- TASK PROMPT
Gather all lines in the entries that include the word "taṁbha".

[Saved entries]

---*---

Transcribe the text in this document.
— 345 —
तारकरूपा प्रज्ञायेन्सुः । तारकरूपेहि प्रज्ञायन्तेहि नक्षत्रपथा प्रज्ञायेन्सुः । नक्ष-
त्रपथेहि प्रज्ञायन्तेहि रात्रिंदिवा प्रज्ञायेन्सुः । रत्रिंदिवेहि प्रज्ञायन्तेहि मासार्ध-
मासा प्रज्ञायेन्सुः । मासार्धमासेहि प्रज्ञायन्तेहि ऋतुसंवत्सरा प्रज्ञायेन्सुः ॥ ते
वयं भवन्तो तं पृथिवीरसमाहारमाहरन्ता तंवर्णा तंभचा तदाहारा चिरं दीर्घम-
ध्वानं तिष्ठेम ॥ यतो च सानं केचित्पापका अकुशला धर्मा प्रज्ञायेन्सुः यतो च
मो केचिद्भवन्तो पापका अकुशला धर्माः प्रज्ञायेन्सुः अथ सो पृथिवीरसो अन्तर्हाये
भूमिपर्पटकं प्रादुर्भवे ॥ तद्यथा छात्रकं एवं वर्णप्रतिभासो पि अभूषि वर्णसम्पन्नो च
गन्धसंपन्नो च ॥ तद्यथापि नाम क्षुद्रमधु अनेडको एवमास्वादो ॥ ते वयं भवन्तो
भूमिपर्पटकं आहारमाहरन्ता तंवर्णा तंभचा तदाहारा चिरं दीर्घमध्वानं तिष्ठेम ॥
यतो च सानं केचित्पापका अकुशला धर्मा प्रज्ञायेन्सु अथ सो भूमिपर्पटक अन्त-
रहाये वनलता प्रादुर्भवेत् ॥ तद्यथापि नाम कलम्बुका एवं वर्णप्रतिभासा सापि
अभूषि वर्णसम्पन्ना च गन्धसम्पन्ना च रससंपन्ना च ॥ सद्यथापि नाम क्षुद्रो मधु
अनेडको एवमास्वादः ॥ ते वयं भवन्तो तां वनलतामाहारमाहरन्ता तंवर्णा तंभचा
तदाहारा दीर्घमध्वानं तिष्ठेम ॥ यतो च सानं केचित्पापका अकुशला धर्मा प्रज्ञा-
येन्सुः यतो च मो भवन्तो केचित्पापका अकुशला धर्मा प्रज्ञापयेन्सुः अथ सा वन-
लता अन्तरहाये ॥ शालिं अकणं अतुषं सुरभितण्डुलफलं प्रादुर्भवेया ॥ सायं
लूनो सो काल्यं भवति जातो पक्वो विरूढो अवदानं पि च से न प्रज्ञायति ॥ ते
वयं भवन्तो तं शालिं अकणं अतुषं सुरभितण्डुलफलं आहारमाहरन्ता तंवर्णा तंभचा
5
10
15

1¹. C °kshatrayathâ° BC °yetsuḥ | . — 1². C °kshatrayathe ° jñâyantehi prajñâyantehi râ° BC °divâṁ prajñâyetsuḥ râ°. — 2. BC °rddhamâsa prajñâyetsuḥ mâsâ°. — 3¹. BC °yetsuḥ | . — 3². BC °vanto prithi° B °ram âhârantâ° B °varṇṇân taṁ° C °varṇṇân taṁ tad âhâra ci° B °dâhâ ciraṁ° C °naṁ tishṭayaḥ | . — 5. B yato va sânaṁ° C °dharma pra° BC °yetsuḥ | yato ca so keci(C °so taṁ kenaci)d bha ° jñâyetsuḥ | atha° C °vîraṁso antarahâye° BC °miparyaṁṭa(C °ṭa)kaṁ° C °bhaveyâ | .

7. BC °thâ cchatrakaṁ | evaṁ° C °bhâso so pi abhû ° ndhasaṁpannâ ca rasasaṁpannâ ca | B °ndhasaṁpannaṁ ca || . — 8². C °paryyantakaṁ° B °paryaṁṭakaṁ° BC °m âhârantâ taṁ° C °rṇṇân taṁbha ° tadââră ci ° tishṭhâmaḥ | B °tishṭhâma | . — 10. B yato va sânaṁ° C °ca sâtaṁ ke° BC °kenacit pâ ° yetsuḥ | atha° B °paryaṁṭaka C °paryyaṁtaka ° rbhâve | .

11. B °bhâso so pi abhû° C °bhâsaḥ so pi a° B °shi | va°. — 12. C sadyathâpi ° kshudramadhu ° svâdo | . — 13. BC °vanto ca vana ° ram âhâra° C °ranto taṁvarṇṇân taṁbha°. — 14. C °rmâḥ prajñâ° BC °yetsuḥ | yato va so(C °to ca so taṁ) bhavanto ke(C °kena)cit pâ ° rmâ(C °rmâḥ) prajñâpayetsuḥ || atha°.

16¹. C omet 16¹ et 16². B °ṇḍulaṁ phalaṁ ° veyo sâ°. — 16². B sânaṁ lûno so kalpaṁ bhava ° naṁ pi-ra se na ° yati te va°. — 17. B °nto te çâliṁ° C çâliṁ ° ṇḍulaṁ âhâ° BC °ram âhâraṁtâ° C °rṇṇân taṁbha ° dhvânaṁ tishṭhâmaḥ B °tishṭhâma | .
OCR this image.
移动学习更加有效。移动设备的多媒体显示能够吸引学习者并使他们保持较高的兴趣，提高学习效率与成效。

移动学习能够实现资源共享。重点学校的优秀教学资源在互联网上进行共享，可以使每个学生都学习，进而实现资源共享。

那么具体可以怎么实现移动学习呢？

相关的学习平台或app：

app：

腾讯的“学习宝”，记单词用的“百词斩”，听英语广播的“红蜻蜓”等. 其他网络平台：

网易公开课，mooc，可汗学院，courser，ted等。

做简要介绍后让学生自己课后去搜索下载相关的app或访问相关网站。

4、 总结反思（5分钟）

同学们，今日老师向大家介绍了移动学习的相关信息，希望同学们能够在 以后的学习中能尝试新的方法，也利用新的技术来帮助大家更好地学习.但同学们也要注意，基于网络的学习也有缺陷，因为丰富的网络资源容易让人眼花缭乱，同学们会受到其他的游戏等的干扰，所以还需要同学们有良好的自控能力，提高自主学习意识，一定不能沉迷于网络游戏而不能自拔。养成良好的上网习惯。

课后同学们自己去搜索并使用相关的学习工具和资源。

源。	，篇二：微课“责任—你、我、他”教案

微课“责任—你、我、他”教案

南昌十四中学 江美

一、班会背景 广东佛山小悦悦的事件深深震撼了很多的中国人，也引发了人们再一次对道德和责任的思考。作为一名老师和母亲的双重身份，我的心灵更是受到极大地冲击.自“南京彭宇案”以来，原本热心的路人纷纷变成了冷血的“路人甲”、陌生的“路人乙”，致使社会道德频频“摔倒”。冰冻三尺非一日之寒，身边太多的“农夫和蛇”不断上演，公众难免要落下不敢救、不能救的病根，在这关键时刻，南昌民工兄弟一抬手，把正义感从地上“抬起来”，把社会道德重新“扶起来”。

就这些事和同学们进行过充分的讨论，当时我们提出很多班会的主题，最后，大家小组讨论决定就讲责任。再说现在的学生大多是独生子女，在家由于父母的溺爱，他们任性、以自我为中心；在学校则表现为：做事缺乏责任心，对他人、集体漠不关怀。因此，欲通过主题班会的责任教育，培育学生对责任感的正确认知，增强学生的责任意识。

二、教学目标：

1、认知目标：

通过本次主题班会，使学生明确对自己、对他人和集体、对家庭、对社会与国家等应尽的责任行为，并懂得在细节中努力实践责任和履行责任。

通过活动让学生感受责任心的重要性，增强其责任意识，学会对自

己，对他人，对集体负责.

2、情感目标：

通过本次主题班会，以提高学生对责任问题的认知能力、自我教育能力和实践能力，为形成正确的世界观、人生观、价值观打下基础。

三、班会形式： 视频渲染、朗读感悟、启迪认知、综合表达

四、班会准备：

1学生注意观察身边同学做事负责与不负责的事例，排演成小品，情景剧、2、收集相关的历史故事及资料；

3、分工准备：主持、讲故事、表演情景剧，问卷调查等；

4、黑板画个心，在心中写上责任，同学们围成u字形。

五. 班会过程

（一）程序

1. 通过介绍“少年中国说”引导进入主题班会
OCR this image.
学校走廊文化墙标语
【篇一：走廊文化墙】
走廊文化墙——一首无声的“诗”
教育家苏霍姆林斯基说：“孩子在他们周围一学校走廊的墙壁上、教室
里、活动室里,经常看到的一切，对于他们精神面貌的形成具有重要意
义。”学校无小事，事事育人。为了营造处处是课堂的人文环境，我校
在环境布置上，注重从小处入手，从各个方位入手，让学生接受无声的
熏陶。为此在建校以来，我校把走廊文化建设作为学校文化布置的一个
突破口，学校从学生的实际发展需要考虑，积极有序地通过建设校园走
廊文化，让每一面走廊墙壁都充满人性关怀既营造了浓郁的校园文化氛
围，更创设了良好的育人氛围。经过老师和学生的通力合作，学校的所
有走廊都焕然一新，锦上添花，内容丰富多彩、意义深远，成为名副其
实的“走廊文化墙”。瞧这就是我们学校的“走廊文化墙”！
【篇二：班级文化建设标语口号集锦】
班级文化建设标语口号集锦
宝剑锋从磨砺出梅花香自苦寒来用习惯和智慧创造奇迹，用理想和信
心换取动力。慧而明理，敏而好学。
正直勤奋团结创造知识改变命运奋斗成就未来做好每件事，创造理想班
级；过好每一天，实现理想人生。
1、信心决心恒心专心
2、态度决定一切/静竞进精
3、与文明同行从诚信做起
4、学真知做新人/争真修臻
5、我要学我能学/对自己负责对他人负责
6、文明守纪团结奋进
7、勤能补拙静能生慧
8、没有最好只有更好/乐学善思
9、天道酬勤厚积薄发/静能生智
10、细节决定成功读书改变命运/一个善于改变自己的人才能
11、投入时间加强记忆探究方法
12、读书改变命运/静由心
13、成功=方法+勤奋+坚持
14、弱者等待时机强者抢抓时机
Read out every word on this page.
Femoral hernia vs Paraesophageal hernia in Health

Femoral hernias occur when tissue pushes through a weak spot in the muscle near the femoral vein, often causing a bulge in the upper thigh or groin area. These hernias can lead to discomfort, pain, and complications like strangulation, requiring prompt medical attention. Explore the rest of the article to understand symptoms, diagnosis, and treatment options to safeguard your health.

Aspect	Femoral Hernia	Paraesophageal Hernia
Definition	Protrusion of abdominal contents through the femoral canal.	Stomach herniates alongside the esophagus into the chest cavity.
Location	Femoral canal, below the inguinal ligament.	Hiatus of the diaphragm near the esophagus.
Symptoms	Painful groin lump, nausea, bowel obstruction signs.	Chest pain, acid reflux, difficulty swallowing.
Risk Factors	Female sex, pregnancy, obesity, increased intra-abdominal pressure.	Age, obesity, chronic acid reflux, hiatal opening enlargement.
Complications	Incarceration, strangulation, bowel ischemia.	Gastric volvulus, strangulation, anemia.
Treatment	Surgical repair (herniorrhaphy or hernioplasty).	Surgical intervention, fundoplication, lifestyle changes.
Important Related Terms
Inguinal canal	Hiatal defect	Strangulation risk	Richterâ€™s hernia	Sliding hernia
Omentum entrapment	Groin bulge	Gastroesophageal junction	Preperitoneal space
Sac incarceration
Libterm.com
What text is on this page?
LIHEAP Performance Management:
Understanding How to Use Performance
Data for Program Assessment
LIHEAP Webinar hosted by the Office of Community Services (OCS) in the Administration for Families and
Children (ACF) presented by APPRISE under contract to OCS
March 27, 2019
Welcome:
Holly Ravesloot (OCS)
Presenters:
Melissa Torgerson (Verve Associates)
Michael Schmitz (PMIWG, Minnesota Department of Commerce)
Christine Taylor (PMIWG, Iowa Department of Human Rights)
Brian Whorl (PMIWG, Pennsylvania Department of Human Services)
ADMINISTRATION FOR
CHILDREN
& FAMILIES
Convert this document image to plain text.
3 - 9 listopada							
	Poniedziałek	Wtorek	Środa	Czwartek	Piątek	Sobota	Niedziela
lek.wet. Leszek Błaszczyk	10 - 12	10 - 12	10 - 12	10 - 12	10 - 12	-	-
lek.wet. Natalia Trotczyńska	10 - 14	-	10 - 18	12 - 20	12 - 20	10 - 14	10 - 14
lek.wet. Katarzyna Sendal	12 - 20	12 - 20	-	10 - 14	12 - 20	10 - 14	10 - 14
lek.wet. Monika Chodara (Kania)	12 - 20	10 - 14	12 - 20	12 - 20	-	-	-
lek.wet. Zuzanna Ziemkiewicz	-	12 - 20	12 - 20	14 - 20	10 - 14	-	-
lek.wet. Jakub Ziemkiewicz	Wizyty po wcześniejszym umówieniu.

---*---

- RIGHT ANSWER
7. BC °thâ cchatrakaṁ | evaṁ° C °bhâso so pi abhû ° ndhasaṁpannâ ca rasasaṁpannâ ca | B °ndhasaṁpannaṁ ca || . — 8². C °paryyantakaṁ° B °paryaṁṭakaṁ° BC °m âhârantâ taṁ° C °rṇṇân taṁbha ° tadââră ci ° tishṭhâmaḥ | B °tishṭhâma | . — 10. B yato va sânaṁ° C °ca sâtaṁ ke° BC °kenacit pâ ° yetsuḥ | atha° B °paryaṁṭaka C °paryyaṁtaka ° rbhâve | .
11. B °bhâso so pi abhû° C °bhâsaḥ so pi a° B °shi | va°. — 12. C sadyathâpi ° kshudramadhu ° svâdo | . — 13. BC °vanto ca vana ° ram âhâra° C °ranto taṁvarṇṇân taṁbha°. — 14. C °rmâḥ prajñâ° BC °yetsuḥ | yato va so(C °to ca so taṁ) bhavanto ke(C °kena)cit pâ ° rmâ(C °rmâḥ) prajñâpayetsuḥ || atha°.
16¹. C omet 16¹ et 16². B °ṇḍulaṁ phalaṁ ° veyo sâ°. — 16². B sânaṁ lûno so kalpaṁ bhava ° naṁ pi-ra se na ° yati te va°. — 17. B °nto te çâliṁ° C çâliṁ ° ṇḍulaṁ âhâ° BC °ram âhâraṁtâ° C °rṇṇân taṁbha ° dhvânaṁ tishṭhâmaḥ B °tishṭhâma | .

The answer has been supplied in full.